Set problem —
Copy out each line of the material below with no changes.

── Dataset extract ──

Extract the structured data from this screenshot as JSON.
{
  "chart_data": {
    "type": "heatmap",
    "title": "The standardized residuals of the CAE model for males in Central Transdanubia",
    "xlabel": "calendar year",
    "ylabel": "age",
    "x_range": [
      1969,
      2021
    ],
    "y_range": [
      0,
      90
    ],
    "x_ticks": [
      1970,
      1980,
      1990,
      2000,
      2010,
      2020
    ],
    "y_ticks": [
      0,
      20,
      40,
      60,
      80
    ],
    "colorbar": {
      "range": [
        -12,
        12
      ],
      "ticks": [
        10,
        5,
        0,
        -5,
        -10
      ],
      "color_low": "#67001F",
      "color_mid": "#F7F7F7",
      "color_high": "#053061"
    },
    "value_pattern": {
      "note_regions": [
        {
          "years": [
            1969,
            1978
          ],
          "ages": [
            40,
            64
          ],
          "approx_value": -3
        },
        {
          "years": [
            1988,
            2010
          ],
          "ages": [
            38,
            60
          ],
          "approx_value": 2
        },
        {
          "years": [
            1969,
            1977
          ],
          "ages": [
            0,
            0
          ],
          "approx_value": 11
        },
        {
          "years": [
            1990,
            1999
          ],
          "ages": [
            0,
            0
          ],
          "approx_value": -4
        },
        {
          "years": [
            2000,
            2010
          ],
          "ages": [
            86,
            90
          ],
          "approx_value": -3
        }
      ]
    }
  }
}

───

Written reply —
Extract the structured data from this screenshot as JSON.
{
  "chart_data": {
    "type": "heatmap",
    "title": "The standardized residuals of the CAE model for males in Central Transdanubia",
    "xlabel": "calendar year",
    "ylabel": "age",
    "x_range": [
      1969,
      2021
    ],
    "y_range": [
      0,
      90
    ],
    "x_ticks": [
      1970,
      1980,
      1990,
      2000,
      2010,
      2020
    ],
    "y_ticks": [
      0,
      20,
      40,
      60,
      80
    ],
    "colorbar": {
      "range": [
        -12,
        12
      ],
      "ticks": [
        10,
        5,
        0,
        -5,
        -10
      ],
      "color_low": "#67001F",
      "color_mid": "#F7F7F7",
      "color_high": "#053061"
    },
    "value_pattern": {
      "note_regions": [
        {
          "years": [
            1969,
            1978
          ],
          "ages": [
            40,
            64
          ],
          "approx_value": -3
        },
        {
          "years": [
            1988,
            2010
          ],
          "ages": [
            38,
            60
          ],
          "approx_value": 2
        },
        {
          "years": [
            1969,
            1977
          ],
          "ages": [
            0,
            0
          ],
          "approx_value": 11
        },
        {
          "years": [
            1990,
            1999
          ],
          "ages": [
            0,
            0
          ],
          "approx_value": -4
        },
        {
          "years": [
            2000,
            2010
          ],
          "ages": [
            86,
            90
          ],
          "approx_value": -3
        }
      ]
    }
  }
}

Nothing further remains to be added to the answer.